Each entry that follows is to be retyped exactly. Pictures do not belong in the copy.

>> START Information given

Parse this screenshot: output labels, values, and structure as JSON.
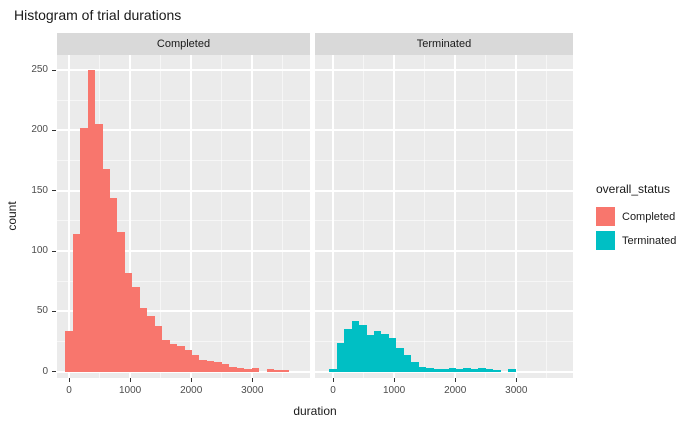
{
  "title": "Histogram of trial durations",
  "legend": {
    "title": "overall_status"
  },
  "colors": {
    "completed_fill": "#F8766D",
    "terminated_fill": "#00BFC4",
    "panel_background": "#EBEBEB",
    "strip_background": "#D9D9D9",
    "gridline": "#FFFFFF",
    "axis_text": "#4D4D4D",
    "tick_mark": "#333333"
  },
  "chart_data": {
    "type": "bar",
    "subtype": "histogram",
    "title": "Histogram of trial durations",
    "xlabel": "duration",
    "ylabel": "count",
    "faceted_by": "overall_status",
    "facets": [
      "Completed",
      "Terminated"
    ],
    "legend_position": "right",
    "grid": true,
    "x_ticks": [
      0,
      1000,
      2000,
      3000
    ],
    "y_ticks": [
      0,
      50,
      100,
      150,
      200,
      250
    ],
    "x_minor_gridlines": [
      500,
      1500,
      2500,
      3500
    ],
    "y_minor_gridlines": [
      25,
      75,
      125,
      175,
      225
    ],
    "xlim": [
      -250,
      3950
    ],
    "ylim": [
      -5,
      263
    ],
    "bin_width": 122,
    "bin_centers": [
      0,
      122,
      244,
      366,
      488,
      610,
      732,
      854,
      976,
      1098,
      1220,
      1342,
      1464,
      1586,
      1708,
      1830,
      1952,
      2074,
      2196,
      2318,
      2440,
      2562,
      2684,
      2806,
      2928,
      3050,
      3172,
      3294,
      3416,
      3538
    ],
    "series": [
      {
        "name": "Completed",
        "color": "#F8766D",
        "counts": [
          34,
          114,
          202,
          250,
          205,
          168,
          144,
          116,
          82,
          70,
          53,
          46,
          38,
          26,
          23,
          21,
          18,
          14,
          10,
          9,
          8,
          6,
          4,
          3,
          2,
          3,
          0,
          2,
          1,
          1
        ]
      },
      {
        "name": "Terminated",
        "color": "#00BFC4",
        "counts": [
          2,
          24,
          35,
          42,
          39,
          30,
          34,
          31,
          28,
          20,
          14,
          8,
          4,
          3,
          2,
          2,
          3,
          2,
          3,
          2,
          3,
          2,
          1,
          0,
          2,
          0,
          0,
          0,
          0,
          0
        ]
      }
    ]
  }
}
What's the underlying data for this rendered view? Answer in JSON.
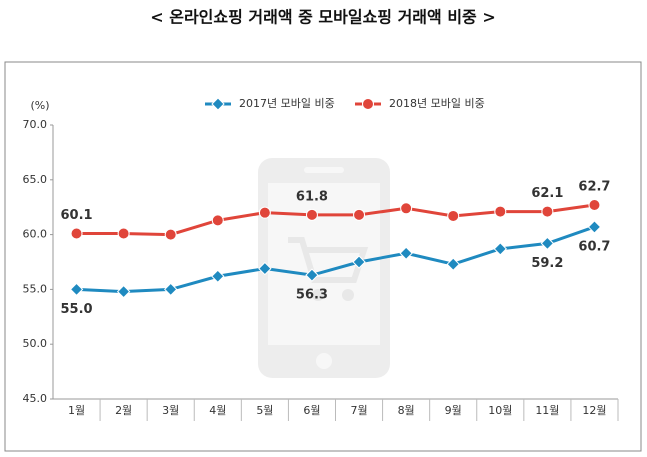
{
  "chart_data": {
    "type": "line",
    "title": "< 온라인쇼핑 거래액 중 모바일쇼핑 거래액 비중 >",
    "y_unit": "(%)",
    "categories": [
      "1월",
      "2월",
      "3월",
      "4월",
      "5월",
      "6월",
      "7월",
      "8월",
      "9월",
      "10월",
      "11월",
      "12월"
    ],
    "series": [
      {
        "name": "2017년 모바일 비중",
        "color": "#1f8ac0",
        "label_color": "#1f5f9a",
        "marker": "diamond",
        "values": [
          55.0,
          54.8,
          55.0,
          56.2,
          56.9,
          56.3,
          57.5,
          58.3,
          57.3,
          58.7,
          59.2,
          60.7
        ],
        "value_labels": [
          "55.0",
          null,
          null,
          null,
          null,
          "56.3",
          null,
          null,
          null,
          null,
          "59.2",
          "60.7"
        ]
      },
      {
        "name": "2018년 모바일 비중",
        "color": "#e0453a",
        "label_color": "#e0282e",
        "marker": "circle",
        "values": [
          60.1,
          60.1,
          60.0,
          61.3,
          62.0,
          61.8,
          61.8,
          62.4,
          61.7,
          62.1,
          62.1,
          62.7
        ],
        "value_labels": [
          "60.1",
          null,
          null,
          null,
          null,
          "61.8",
          null,
          null,
          null,
          null,
          "62.1",
          "62.7"
        ]
      }
    ],
    "ylim": [
      45,
      70
    ],
    "yticks": [
      {
        "value": 45,
        "label": "45.0"
      },
      {
        "value": 50,
        "label": "50.0"
      },
      {
        "value": 55,
        "label": "55.0"
      },
      {
        "value": 60,
        "label": "60.0"
      },
      {
        "value": 65,
        "label": "65.0"
      },
      {
        "value": 70,
        "label": "70.0"
      }
    ],
    "grid": false
  }
}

>> END Information given

- [Problem solution]
Parse this screenshot: output labels, values, and structure as JSON.
{
  "title": "Histogram of trial durations",
  "legend": {
    "title": "overall_status"
  },
  "colors": {
    "completed_fill": "#F8766D",
    "terminated_fill": "#00BFC4",
    "panel_background": "#EBEBEB",
    "strip_background": "#D9D9D9",
    "gridline": "#FFFFFF",
    "axis_text": "#4D4D4D",
    "tick_mark": "#333333"
  },
  "chart_data": {
    "type": "bar",
    "subtype": "histogram",
    "title": "Histogram of trial durations",
    "xlabel": "duration",
    "ylabel": "count",
    "faceted_by": "overall_status",
    "facets": [
      "Completed",
      "Terminated"
    ],
    "legend_position": "right",
    "grid": true,
    "x_ticks": [
      0,
      1000,
      2000,
      3000
    ],
    "y_ticks": [
      0,
      50,
      100,
      150,
      200,
      250
    ],
    "x_minor_gridlines": [
      500,
      1500,
      2500,
      3500
    ],
    "y_minor_gridlines": [
      25,
      75,
      125,
      175,
      225
    ],
    "xlim": [
      -250,
      3950
    ],
    "ylim": [
      -5,
      263
    ],
    "bin_width": 122,
    "bin_centers": [
      0,
      122,
      244,
      366,
      488,
      610,
      732,
      854,
      976,
      1098,
      1220,
      1342,
      1464,
      1586,
      1708,
      1830,
      1952,
      2074,
      2196,
      2318,
      2440,
      2562,
      2684,
      2806,
      2928,
      3050,
      3172,
      3294,
      3416,
      3538
    ],
    "series": [
      {
        "name": "Completed",
        "color": "#F8766D",
        "counts": [
          34,
          114,
          202,
          250,
          205,
          168,
          144,
          116,
          82,
          70,
          53,
          46,
          38,
          26,
          23,
          21,
          18,
          14,
          10,
          9,
          8,
          6,
          4,
          3,
          2,
          3,
          0,
          2,
          1,
          1
        ]
      },
      {
        "name": "Terminated",
        "color": "#00BFC4",
        "counts": [
          2,
          24,
          35,
          42,
          39,
          30,
          34,
          31,
          28,
          20,
          14,
          8,
          4,
          3,
          2,
          2,
          3,
          2,
          3,
          2,
          3,
          2,
          1,
          0,
          2,
          0,
          0,
          0,
          0,
          0
        ]
      }
    ]
  }
}
What's the underlying data for this rendered view? Answer in JSON.
{
  "chart_data": {
    "type": "line",
    "title": "< 온라인쇼핑 거래액 중 모바일쇼핑 거래액 비중 >",
    "y_unit": "(%)",
    "categories": [
      "1월",
      "2월",
      "3월",
      "4월",
      "5월",
      "6월",
      "7월",
      "8월",
      "9월",
      "10월",
      "11월",
      "12월"
    ],
    "series": [
      {
        "name": "2017년 모바일 비중",
        "color": "#1f8ac0",
        "label_color": "#1f5f9a",
        "marker": "diamond",
        "values": [
          55.0,
          54.8,
          55.0,
          56.2,
          56.9,
          56.3,
          57.5,
          58.3,
          57.3,
          58.7,
          59.2,
          60.7
        ],
        "value_labels": [
          "55.0",
          null,
          null,
          null,
          null,
          "56.3",
          null,
          null,
          null,
          null,
          "59.2",
          "60.7"
        ]
      },
      {
        "name": "2018년 모바일 비중",
        "color": "#e0453a",
        "label_color": "#e0282e",
        "marker": "circle",
        "values": [
          60.1,
          60.1,
          60.0,
          61.3,
          62.0,
          61.8,
          61.8,
          62.4,
          61.7,
          62.1,
          62.1,
          62.7
        ],
        "value_labels": [
          "60.1",
          null,
          null,
          null,
          null,
          "61.8",
          null,
          null,
          null,
          null,
          "62.1",
          "62.7"
        ]
      }
    ],
    "ylim": [
      45,
      70
    ],
    "yticks": [
      {
        "value": 45,
        "label": "45.0"
      },
      {
        "value": 50,
        "label": "50.0"
      },
      {
        "value": 55,
        "label": "55.0"
      },
      {
        "value": 60,
        "label": "60.0"
      },
      {
        "value": 65,
        "label": "65.0"
      },
      {
        "value": 70,
        "label": "70.0"
      }
    ],
    "grid": false
  }
}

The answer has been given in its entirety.